For those who want to dive deeper into each of these tips, keep on reading and - if you wish - start praticing right away. Enjoy the practice and the feeling of growing better at the next cupping.
#1: Training the basic taste
Sweet, sour, salty, bitter, umami - These are our basic tastes. If we want to describe the flavor profile of a coffee, we need to know what sweet or sour feels like on our tongue.
That's why regular training is best done only with sugar and salt solutions that you can make yourself.
Here you will find indications for each basic taste. The ideal is to mix them with hot water and taste them when cold. The recipe refer to 1 liter of water.
Accessories: clean bottles, scale, water (e.g. distilled water), base flavor.
Procedure: Weigh base flavor for one liter of water and pour into a clean bottle. Fill up with hot water until one liter is reached. Mix well and let cool.
- Sweet: 24 grams of sugar to one liter of water
- Sour: 1.2 grams of citric acid to one liter of water
- Salty: 4 grams of sodium chloride to one liter of water
- Bitter: 0.54 grams of caffeine to one liter of water
- Umami: 2 grams of monosodium glutamate to one liter of water
Tip: If a liter is too much for you, convert the recipe to a size that works for you, such as 600 ml, 500 ml, or 400 ml.
#2: Drink lots and lots of coffee
What helps you train your sensory skills is drinking coffee. And drink more coffee. And again, drink coffee.
Pay close attention to your sensations in the roof of your mouth, on your tongue, and on your nose:
- What aromas do you perceive?
- How liquid or thick does the coffee feel in your mouth?
Try as often as possible to taste coffees
- from different growing countries,
- with different preparation,
- with different cultivars,
- different roasts and, if possible,
- from different harvests.
This applies to both Arabica and Canephora varieties. What you can do specifically: Try coffees from different fellow roasters. Or keep an eye out for cuppings from green coffee vendors or from other vendors (e.g., coffee schools).
If it works for you, take notes on the coffees.
The best time to train your basic palate is mornings between 10 and 12. The palate is still free from the influences of the day.
#3: Eat mindfully
Start consuming food mindfully: What does the texture of a tomato feel like? Is lemon really just sour, or can it be a little sweet?

Prompt 1 | In the coffee-tasting tips, rewrite the paragraph beginning "This applies to both Arabica and Canephora varieties" as a short bulleted list that keeps its main facts.
The coffee-tasting text and the records that follow it are unrelated material.

Listing |
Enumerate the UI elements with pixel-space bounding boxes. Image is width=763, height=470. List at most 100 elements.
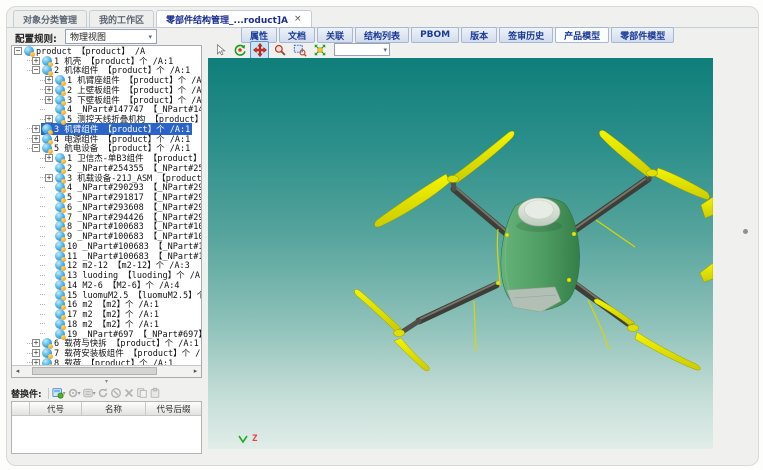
part-icon [55, 75, 65, 85]
collapse-icon[interactable]: − [32, 66, 40, 74]
structure-tree-panel: −product 【product】 /A+1 机壳 【product】个 /A… [11, 45, 202, 378]
config-rule-label: 配置规则: [15, 31, 57, 45]
part-icon [55, 85, 65, 95]
part-icon [55, 173, 65, 183]
scrollbar-thumb[interactable] [32, 367, 157, 375]
rotate-icon[interactable] [230, 41, 249, 59]
collapse-icon[interactable]: − [32, 144, 40, 152]
display-mode-icon[interactable]: ▾ [52, 386, 66, 400]
tab-object-classification[interactable]: 对象分类管理 [13, 10, 87, 27]
remove-circle-icon [110, 386, 122, 400]
tab-label: 对象分类管理 [23, 13, 77, 26]
column-header[interactable]: 名称 [82, 402, 146, 415]
expand-icon[interactable]: + [45, 154, 53, 162]
replacement-parts-panel: 替换件: ▾ ▾ ▾ 代号名称代号后缀 [11, 385, 202, 455]
part-icon [55, 212, 65, 222]
part-icon [42, 348, 52, 358]
tree-connector [40, 236, 45, 237]
part-icon [55, 153, 65, 163]
toolbar-separator [48, 388, 49, 399]
expand-icon[interactable]: + [32, 125, 40, 133]
config-rule-select[interactable]: 物理视图 ▾ [65, 29, 157, 44]
part-icon [55, 182, 65, 192]
delete-icon [123, 386, 135, 400]
panel-splitter-handle[interactable] [743, 229, 748, 234]
tree-connector [40, 294, 45, 295]
drone-3d-model [208, 58, 713, 449]
part-icon [55, 114, 65, 124]
expand-icon[interactable]: + [45, 174, 53, 182]
column-header[interactable]: 代号后缀 [146, 402, 201, 415]
tree-connector [40, 206, 45, 207]
tree-horizontal-scrollbar[interactable]: ◂ ▸ [12, 365, 201, 377]
tree-connector [40, 333, 45, 334]
part-icon [55, 202, 65, 212]
tree-connector [40, 109, 45, 110]
structure-tree: −product 【product】 /A+1 机壳 【product】个 /A… [12, 46, 201, 366]
row-selector-header [12, 402, 30, 415]
tab-my-workspace[interactable]: 我的工作区 [89, 10, 154, 27]
expand-icon[interactable]: + [32, 349, 40, 357]
tree-connector [40, 167, 45, 168]
part-status-dot-icon [61, 335, 66, 340]
tree-connector [40, 323, 45, 324]
expand-icon[interactable]: + [32, 339, 40, 347]
pan-icon[interactable] [250, 41, 269, 59]
part-icon [55, 290, 65, 300]
part-icon [55, 319, 65, 329]
part-icon [55, 309, 65, 319]
part-icon [55, 192, 65, 202]
expand-icon[interactable]: + [45, 86, 53, 94]
part-icon [55, 221, 65, 231]
part-icon [55, 329, 65, 339]
expand-icon[interactable]: + [45, 76, 53, 84]
replacement-toolbar: 替换件: ▾ ▾ ▾ [11, 385, 202, 401]
part-icon [24, 46, 34, 56]
splitter-grip-icon[interactable]: ▾ [105, 379, 108, 384]
part-icon [42, 338, 52, 348]
column-header[interactable]: 代号 [30, 402, 82, 415]
tree-connector [40, 187, 45, 188]
chevron-down-icon: ▾ [78, 390, 81, 397]
chevron-down-icon: ▾ [93, 390, 96, 397]
viewport-3d[interactable]: Z [208, 58, 713, 449]
tree-connector [40, 314, 45, 315]
copy-icon [136, 386, 148, 400]
refresh-icon [97, 386, 109, 400]
expand-icon[interactable]: + [32, 57, 40, 65]
collapse-icon[interactable]: − [14, 47, 22, 55]
select-cursor-icon[interactable] [210, 41, 229, 59]
part-icon [55, 280, 65, 290]
settings-icon: ▾ [82, 386, 96, 400]
part-icon [55, 270, 65, 280]
zoom-window-icon[interactable] [290, 41, 309, 59]
close-icon[interactable]: × [294, 14, 302, 24]
zoom-icon[interactable] [270, 41, 289, 59]
scroll-left-icon[interactable]: ◂ [12, 366, 23, 376]
part-icon [55, 104, 65, 114]
axis-z-label: Z [252, 434, 257, 444]
chevron-down-icon: ▾ [383, 46, 387, 54]
expand-icon[interactable]: + [32, 135, 40, 143]
config-rule-value: 物理视图 [70, 30, 106, 43]
part-status-dot-icon [30, 52, 35, 57]
tab-label: 我的工作区 [99, 13, 144, 26]
tree-connector [40, 197, 45, 198]
tab-part-structure-management[interactable]: 零部件结构管理_...roduct]A× [156, 10, 312, 27]
scroll-right-icon[interactable]: ▸ [190, 366, 201, 376]
view-preset-select[interactable]: ▾ [334, 43, 390, 56]
expand-icon[interactable]: + [45, 96, 53, 104]
chevron-down-icon: ▾ [63, 390, 66, 397]
tree-connector [40, 275, 45, 276]
tree-connector [40, 226, 45, 227]
main-tab-bar: 对象分类管理 我的工作区零部件结构管理_...roduct]A× [7, 11, 758, 28]
horizontal-splitter[interactable]: ▾ [11, 378, 202, 385]
gear-icon: ▾ [67, 386, 81, 400]
tree-connector [40, 216, 45, 217]
tree-connector [40, 245, 45, 246]
fit-all-icon[interactable] [310, 41, 329, 59]
part-icon [55, 241, 65, 251]
tree-connector [40, 265, 45, 266]
tree-connector [40, 284, 45, 285]
replacement-label: 替换件: [11, 387, 42, 400]
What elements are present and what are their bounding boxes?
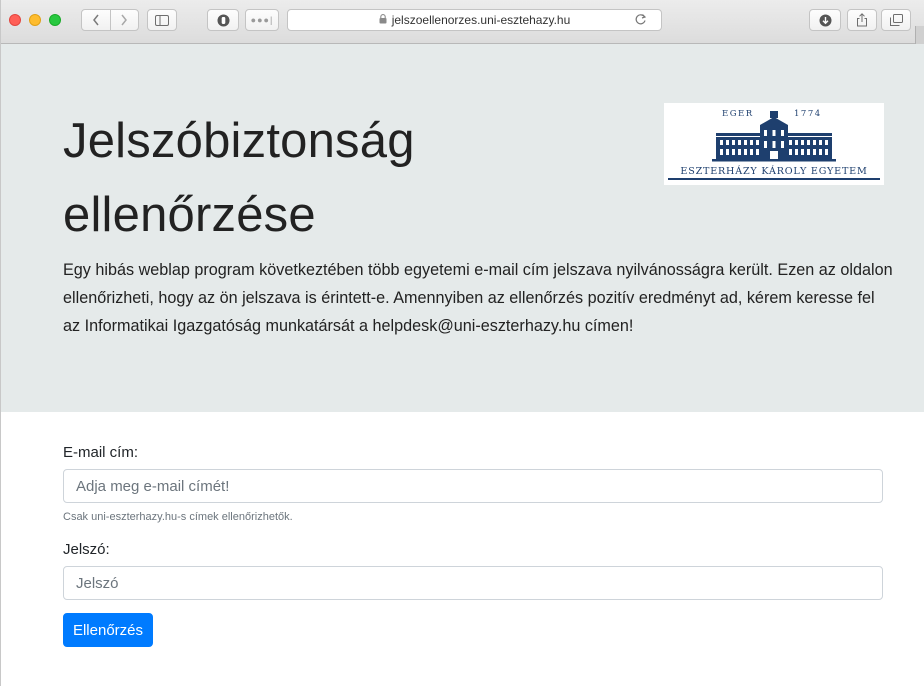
browser-window: ●●●| jelszoellenorzes.uni-esztehazy.hu J… <box>0 0 924 686</box>
logo-university-name: ESZTERHÁZY KÁROLY EGYETEM <box>680 165 867 177</box>
tabs-icon <box>889 14 903 26</box>
logo-left-text: EGER <box>722 109 754 119</box>
download-icon <box>819 14 831 26</box>
minimize-window-button[interactable] <box>29 14 41 26</box>
close-window-button[interactable] <box>9 14 21 26</box>
fullscreen-window-button[interactable] <box>49 14 61 26</box>
page-title: Jelszóbiztonság ellenőrzése <box>63 104 623 252</box>
reload-icon <box>635 14 647 25</box>
chevron-left-icon <box>92 14 99 26</box>
reader-button[interactable] <box>207 9 239 31</box>
intro-text: Egy hibás weblap program következtében t… <box>63 261 893 335</box>
forward-button[interactable] <box>109 10 139 30</box>
address-bar[interactable]: jelszoellenorzes.uni-esztehazy.hu <box>287 9 662 31</box>
hero-section: Jelszóbiztonság ellenőrzése EGER 1774 ES… <box>1 44 924 412</box>
email-help-text: Csak uni-eszterhazy.hu-s címek ellenőriz… <box>63 511 293 523</box>
navigation-buttons <box>81 9 139 31</box>
more-dots-icon: ●●●| <box>250 15 274 25</box>
browser-toolbar: ●●●| jelszoellenorzes.uni-esztehazy.hu <box>1 0 924 44</box>
page-title-line1: Jelszóbiztonság <box>63 114 415 168</box>
sidebar-icon <box>155 14 169 26</box>
check-button[interactable]: Ellenőrzés <box>63 613 153 647</box>
reload-button[interactable] <box>634 13 647 29</box>
email-label: E-mail cím: <box>63 444 138 461</box>
page-title-line2: ellenőrzése <box>63 188 316 242</box>
logo-right-text: 1774 <box>794 109 822 119</box>
password-input[interactable]: Jelszó <box>63 566 883 600</box>
chevron-right-icon <box>121 14 128 26</box>
new-tab-edge[interactable] <box>915 26 924 44</box>
email-input[interactable]: Adja meg e-mail címét! <box>63 469 883 503</box>
share-icon <box>857 13 867 27</box>
back-button[interactable] <box>82 10 110 30</box>
reader-icon <box>217 14 229 26</box>
page-content: Jelszóbiztonság ellenőrzése EGER 1774 ES… <box>1 44 924 686</box>
downloads-button[interactable] <box>809 9 841 31</box>
sidebar-button[interactable] <box>147 9 177 31</box>
address-url: jelszoellenorzes.uni-esztehazy.hu <box>391 13 571 27</box>
university-logo: EGER 1774 ESZTERHÁZY KÁROLY EGYETEM <box>664 103 884 185</box>
lock-icon <box>379 13 387 27</box>
tab-overview-button[interactable] <box>881 9 911 31</box>
password-label: Jelszó: <box>63 541 110 558</box>
share-button[interactable] <box>847 9 877 31</box>
extensions-button[interactable]: ●●●| <box>245 9 279 31</box>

Prompt 2 | Rewrite the records from the line with "browser-window: ●●●| jelszoellenorzes.uni-esztehazy.hu" up to and including the line with "check-button[interactable]: Ellenőrzés <box>63", changing "address-bar" to "url-bar" and leaving everything else the same. Give only those lines.

Task output 1 |
- Applies to both Arabica and Canephora varieties.
- Try coffees from different fellow roasters.
- Watch for cuppings held by green coffee vendors or other vendors, such as coffee schools.

Task output 2 |
browser-window: ●●●| jelszoellenorzes.uni-esztehazy.hu J… <box>0 0 924 686</box>
logo-university-name: ESZTERHÁZY KÁROLY EGYETEM <box>680 165 867 177</box>
tabs-icon <box>889 14 903 26</box>
logo-left-text: EGER <box>722 109 754 119</box>
download-icon <box>819 14 831 26</box>
minimize-window-button[interactable] <box>29 14 41 26</box>
close-window-button[interactable] <box>9 14 21 26</box>
fullscreen-window-button[interactable] <box>49 14 61 26</box>
page-title: Jelszóbiztonság ellenőrzése <box>63 104 623 252</box>
reload-icon <box>635 14 647 25</box>
chevron-left-icon <box>92 14 99 26</box>
reader-button[interactable] <box>207 9 239 31</box>
intro-text: Egy hibás weblap program következtében t… <box>63 261 893 335</box>
forward-button[interactable] <box>109 10 139 30</box>
url-bar[interactable]: jelszoellenorzes.uni-esztehazy.hu <box>287 9 662 31</box>
hero-section: Jelszóbiztonság ellenőrzése EGER 1774 ES… <box>1 44 924 412</box>
email-help-text: Csak uni-eszterhazy.hu-s címek ellenőriz… <box>63 511 293 523</box>
navigation-buttons <box>81 9 139 31</box>
more-dots-icon: ●●●| <box>250 15 274 25</box>
browser-toolbar: ●●●| jelszoellenorzes.uni-esztehazy.hu <box>1 0 924 44</box>
page-title-line1: Jelszóbiztonság <box>63 114 415 168</box>
sidebar-icon <box>155 14 169 26</box>
check-button[interactable]: Ellenőrzés <box>63 613 153 647</box>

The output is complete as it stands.